Aim:
Take every line from the listing below that contains "post".

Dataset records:
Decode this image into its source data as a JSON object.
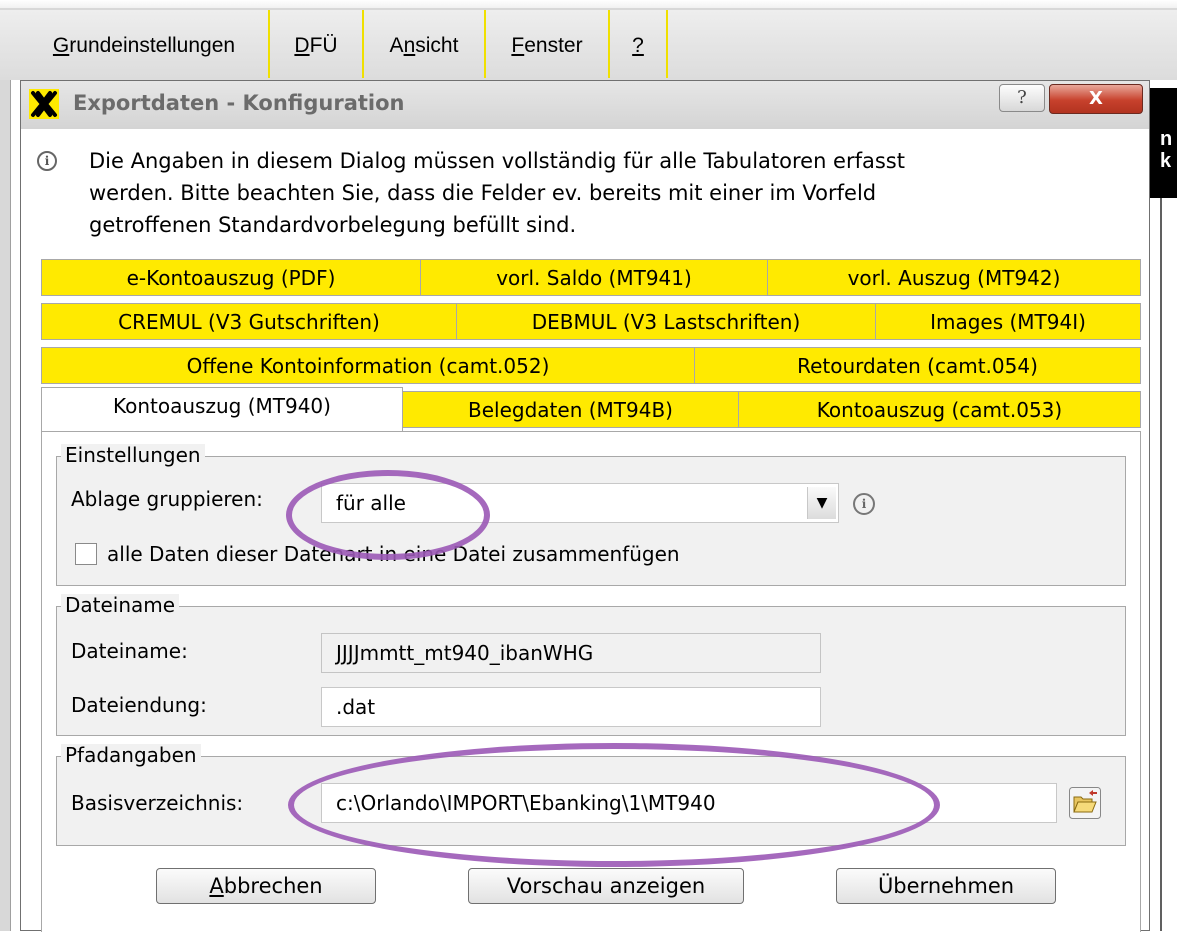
{
  "menu": {
    "items": [
      {
        "pre": "",
        "u": "G",
        "post": "rundeinstellungen"
      },
      {
        "pre": "",
        "u": "D",
        "post": "FÜ"
      },
      {
        "pre": "A",
        "u": "n",
        "post": "sicht"
      },
      {
        "pre": "",
        "u": "F",
        "post": "enster"
      },
      {
        "pre": "",
        "u": "?",
        "post": ""
      }
    ]
  },
  "app_strip": {
    "glyphs": [
      "n",
      "k"
    ]
  },
  "dialog": {
    "title": "Exportdaten - Konfiguration",
    "help_label": "?",
    "close_label": "X",
    "info_lines": [
      "Die Angaben in diesem Dialog müssen vollständig für alle Tabulatoren erfasst",
      "werden. Bitte beachten Sie, dass die Felder ev. bereits mit einer im Vorfeld",
      "getroffenen Standardvorbelegung befüllt sind."
    ],
    "tabs": {
      "row1": [
        "e-Kontoauszug (PDF)",
        "vorl. Saldo (MT941)",
        "vorl. Auszug (MT942)"
      ],
      "row2": [
        "CREMUL (V3 Gutschriften)",
        "DEBMUL (V3 Lastschriften)",
        "Images (MT94I)"
      ],
      "row3": [
        "Offene Kontoinformation (camt.052)",
        "Retourdaten (camt.054)"
      ],
      "row4": [
        "Kontoauszug (MT940)",
        "Belegdaten (MT94B)",
        "Kontoauszug (camt.053)"
      ],
      "active": "Kontoauszug (MT940)"
    },
    "einstellungen": {
      "legend": "Einstellungen",
      "ablage_label": "Ablage gruppieren:",
      "ablage_value": "für alle",
      "merge_label": "alle Daten dieser Datenart in eine Datei zusammenfügen",
      "merge_checked": false
    },
    "dateiname": {
      "legend": "Dateiname",
      "name_label": "Dateiname:",
      "name_value": "JJJJmmtt_mt940_ibanWHG",
      "ext_label": "Dateiendung:",
      "ext_value": ".dat"
    },
    "pfadangaben": {
      "legend": "Pfadangaben",
      "basis_label": "Basisverzeichnis:",
      "basis_value": "c:\\Orlando\\IMPORT\\Ebanking\\1\\MT940"
    },
    "buttons": {
      "cancel": {
        "pre": "",
        "u": "A",
        "post": "bbrechen"
      },
      "preview": "Vorschau anzeigen",
      "apply": "Übernehmen"
    }
  },
  "colors": {
    "tab_yellow": "#ffea00",
    "annotation": "#9b59b6",
    "menu_divider": "#f0e000"
  }
}
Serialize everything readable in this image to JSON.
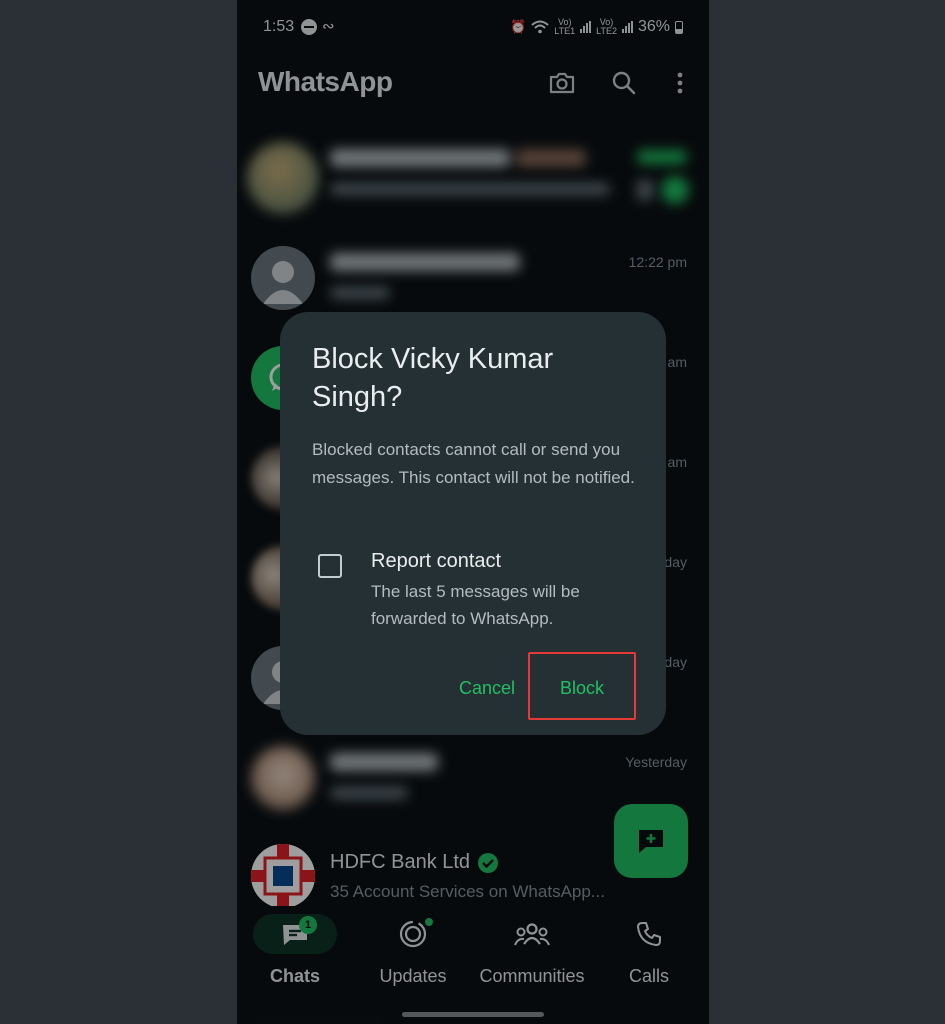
{
  "status_bar": {
    "time": "1:53",
    "sim1": "LTE1",
    "sim2": "LTE2",
    "battery": "36%"
  },
  "app_bar": {
    "title": "WhatsApp",
    "icons": [
      "camera-icon",
      "search-icon",
      "more-vert-icon"
    ]
  },
  "chats": [
    {
      "name": "",
      "preview": "",
      "time": "",
      "blurred": true
    },
    {
      "name": "",
      "preview": "",
      "time": "12:22 pm",
      "blurred": true
    },
    {
      "name": "",
      "preview": "",
      "time": "am",
      "blurred": true
    },
    {
      "name": "",
      "preview": "",
      "time": "am",
      "blurred": true
    },
    {
      "name": "",
      "preview": "",
      "time": "day",
      "blurred": true
    },
    {
      "name": "",
      "preview": "",
      "time": "day",
      "blurred": true
    },
    {
      "name": "",
      "preview": "",
      "time": "Yesterday",
      "blurred": true
    },
    {
      "name": "HDFC Bank Ltd",
      "preview": "35 Account Services on WhatsApp...",
      "time": "",
      "verified": true
    }
  ],
  "dialog": {
    "title": "Block Vicky Kumar Singh?",
    "body": "Blocked contacts cannot call or send you messages. This contact will not be notified.",
    "checkbox_title": "Report contact",
    "checkbox_subtitle": "The last 5 messages will be forwarded to WhatsApp.",
    "checkbox_checked": false,
    "cancel_label": "Cancel",
    "block_label": "Block"
  },
  "bottom_nav": {
    "tabs": [
      {
        "label": "Chats",
        "badge": "1",
        "active": true
      },
      {
        "label": "Updates",
        "active": false
      },
      {
        "label": "Communities",
        "active": false
      },
      {
        "label": "Calls",
        "active": false
      }
    ]
  },
  "colors": {
    "accent": "#21c063",
    "background": "#0c1115",
    "dialog": "#253034",
    "highlight": "#e53935"
  }
}
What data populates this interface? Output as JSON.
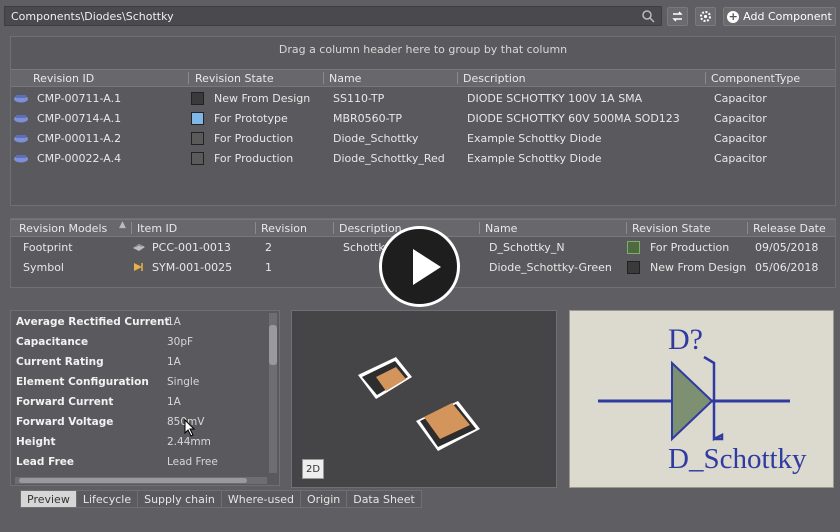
{
  "path": "Components\\Diodes\\Schottky",
  "toolbar": {
    "add_label": "Add Component"
  },
  "group_hint": "Drag a column header here to group by that column",
  "top_columns": [
    "Revision ID",
    "Revision State",
    "Name",
    "Description",
    "ComponentType"
  ],
  "top_rows": [
    {
      "id": "CMP-00711-A.1",
      "state": "New From Design",
      "state_color": "#3a3a3a",
      "name": "SS110-TP",
      "desc": "DIODE SCHOTTKY 100V 1A SMA",
      "type": "Capacitor"
    },
    {
      "id": "CMP-00714-A.1",
      "state": "For Prototype",
      "state_color": "#7fb8e6",
      "name": "MBR0560-TP",
      "desc": "DIODE SCHOTTKY 60V 500MA SOD123",
      "type": "Capacitor"
    },
    {
      "id": "CMP-00011-A.2",
      "state": "For Production",
      "state_color": "#5a5a5a",
      "name": "Diode_Schottky",
      "desc": "Example Schottky Diode",
      "type": "Capacitor"
    },
    {
      "id": "CMP-00022-A.4",
      "state": "For Production",
      "state_color": "#5a5a5a",
      "name": "Diode_Schottky_Red",
      "desc": "Example Schottky Diode",
      "type": "Capacitor"
    }
  ],
  "mid_columns": [
    "Revision Models",
    "Item ID",
    "Revision",
    "Description",
    "Name",
    "Revision State",
    "Release Date"
  ],
  "mid_rows": [
    {
      "model": "Footprint",
      "item": "PCC-001-0013",
      "rev": "2",
      "desc": "Schottky",
      "name": "D_Schottky_N",
      "state": "For Production",
      "state_color": "#4d6b3e",
      "date": "09/05/2018"
    },
    {
      "model": "Symbol",
      "item": "SYM-001-0025",
      "rev": "1",
      "desc": "",
      "name": "Diode_Schottky-Green",
      "state": "New From Design",
      "state_color": "#3a3a3a",
      "date": "05/06/2018"
    }
  ],
  "properties": [
    {
      "k": "Average Rectified Current",
      "v": "1A"
    },
    {
      "k": "Capacitance",
      "v": "30pF"
    },
    {
      "k": "Current Rating",
      "v": "1A"
    },
    {
      "k": "Element Configuration",
      "v": "Single"
    },
    {
      "k": "Forward Current",
      "v": "1A"
    },
    {
      "k": "Forward Voltage",
      "v": "850mV"
    },
    {
      "k": "Height",
      "v": "2.44mm"
    },
    {
      "k": "Lead Free",
      "v": "Lead Free"
    }
  ],
  "preview_btn": "2D",
  "symbol": {
    "designator": "D?",
    "name": "D_Schottky"
  },
  "tabs": [
    "Preview",
    "Lifecycle",
    "Supply chain",
    "Where-used",
    "Origin",
    "Data Sheet"
  ]
}
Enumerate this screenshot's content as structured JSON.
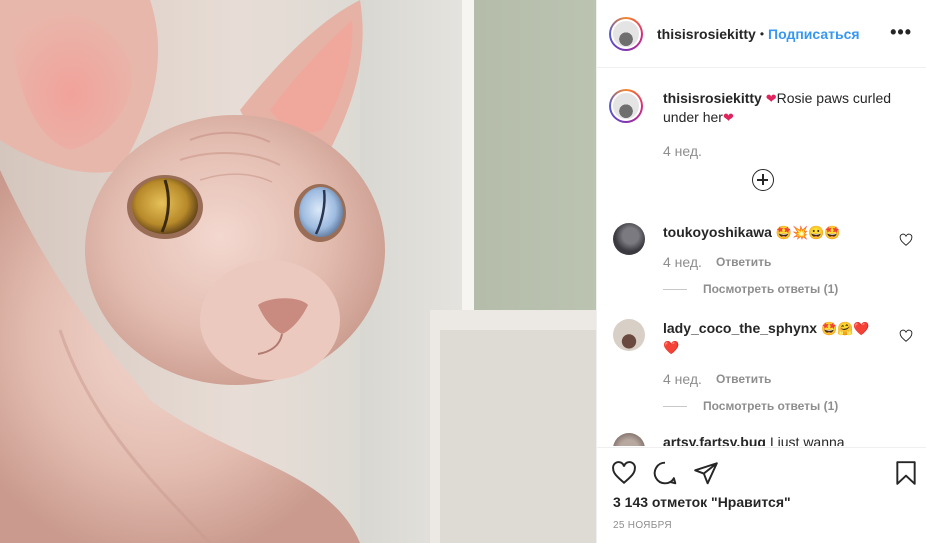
{
  "post": {
    "username": "thisisrosiekitty",
    "separator": "•",
    "follow_label": "Подписаться",
    "more_label": "•••"
  },
  "caption": {
    "username": "thisisrosiekitty",
    "text_before": "Rosie paws curled under her",
    "time": "4 нед."
  },
  "comments": [
    {
      "username": "toukoyoshikawa",
      "text": "🤩💥😀🤩",
      "time": "4 нед.",
      "reply_label": "Ответить",
      "view_replies": "Посмотреть ответы (1)"
    },
    {
      "username": "lady_coco_the_sphynx",
      "text": "🤩🤗❤️❤️",
      "time": "4 нед.",
      "reply_label": "Ответить",
      "view_replies": "Посмотреть ответы (1)"
    },
    {
      "username": "artsy.fartsy.bug",
      "text": "I just wanna"
    }
  ],
  "footer": {
    "likes": "3 143 отметок \"Нравится\"",
    "date": "25 НОЯБРЯ"
  },
  "icons": {
    "like": "heart-icon",
    "comment": "comment-icon",
    "share": "share-icon",
    "save": "bookmark-icon",
    "load_more": "plus-circle-icon"
  },
  "colors": {
    "follow": "#3897f0",
    "muted": "#8e8e8e",
    "heart_emoji": "#e0245e"
  }
}
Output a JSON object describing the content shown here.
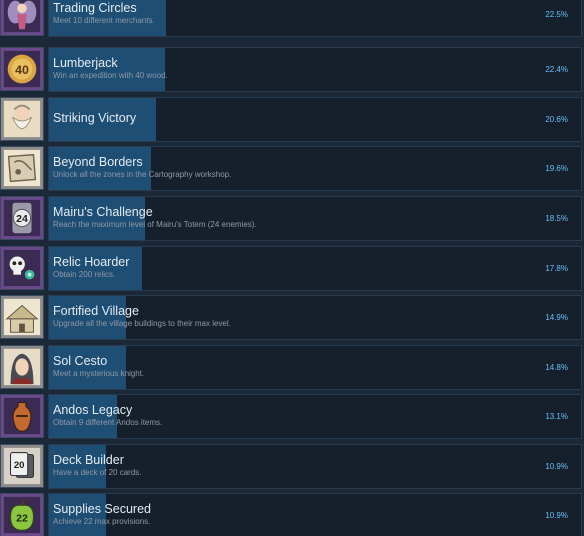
{
  "achievements": [
    {
      "name": "trading-circles",
      "title": "Trading Circles",
      "desc": "Meet 10 different merchants.",
      "pct": "22.5%",
      "value": 22.5,
      "icon": "fairy-merchant-icon",
      "tint": "#6a4a8a"
    },
    {
      "name": "lumberjack",
      "title": "Lumberjack",
      "desc": "Win an expedition with 40 wood.",
      "pct": "22.4%",
      "value": 22.4,
      "icon": "wood-40-badge-icon",
      "tint": "#6a4a8a",
      "badge": "40"
    },
    {
      "name": "striking-victory",
      "title": "Striking Victory",
      "desc": "",
      "pct": "20.6%",
      "value": 20.6,
      "icon": "bearded-old-man-icon",
      "tint": "#8a8a8a"
    },
    {
      "name": "beyond-borders",
      "title": "Beyond Borders",
      "desc": "Unlock all the zones in the Cartography workshop.",
      "pct": "19.6%",
      "value": 19.6,
      "icon": "map-scroll-icon",
      "tint": "#8a8a8a"
    },
    {
      "name": "mairus-challenge",
      "title": "Mairu's Challenge",
      "desc": "Reach the maximum level of Mairu's Totem (24 enemies).",
      "pct": "18.5%",
      "value": 18.5,
      "icon": "totem-24-icon",
      "tint": "#6a4a8a",
      "badge": "24"
    },
    {
      "name": "relic-hoarder",
      "title": "Relic Hoarder",
      "desc": "Obtain 200 relics.",
      "pct": "17.8%",
      "value": 17.8,
      "icon": "skull-relic-icon",
      "tint": "#6a4a8a"
    },
    {
      "name": "fortified-village",
      "title": "Fortified Village",
      "desc": "Upgrade all the village buildings to their max level.",
      "pct": "14.9%",
      "value": 14.9,
      "icon": "village-building-icon",
      "tint": "#8a8a8a"
    },
    {
      "name": "sol-cesto",
      "title": "Sol Cesto",
      "desc": "Meet a mysterious knight.",
      "pct": "14.8%",
      "value": 14.8,
      "icon": "hooded-knight-icon",
      "tint": "#8a8a8a"
    },
    {
      "name": "andos-legacy",
      "title": "Andos Legacy",
      "desc": "Obtain 9 different Andos items.",
      "pct": "13.1%",
      "value": 13.1,
      "icon": "amphora-vase-icon",
      "tint": "#6a4a8a"
    },
    {
      "name": "deck-builder",
      "title": "Deck Builder",
      "desc": "Have a deck of 20 cards.",
      "pct": "10.9%",
      "value": 10.9,
      "icon": "card-deck-20-icon",
      "tint": "#8a8a8a",
      "badge": "20"
    },
    {
      "name": "supplies-secured",
      "title": "Supplies Secured",
      "desc": "Achieve 22 max provisions.",
      "pct": "10.9%",
      "value": 10.9,
      "icon": "green-apple-22-icon",
      "tint": "#6a4a8a",
      "badge": "22"
    }
  ]
}
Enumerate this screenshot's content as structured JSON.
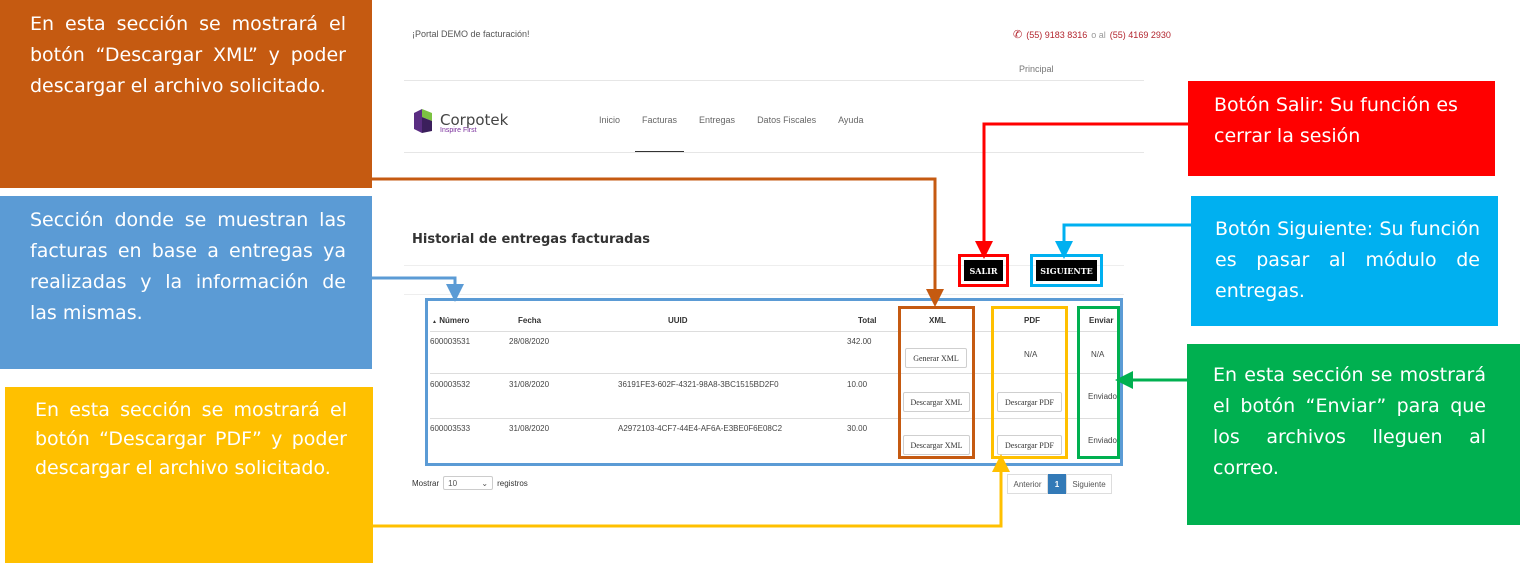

Response to this exercise:
        "post": "rundeinstellungen"
        "post": "FÜ"
        "post": "sicht"
        "post": "enster"
        "post": ""
        "post": "bbrechen"
  "post": {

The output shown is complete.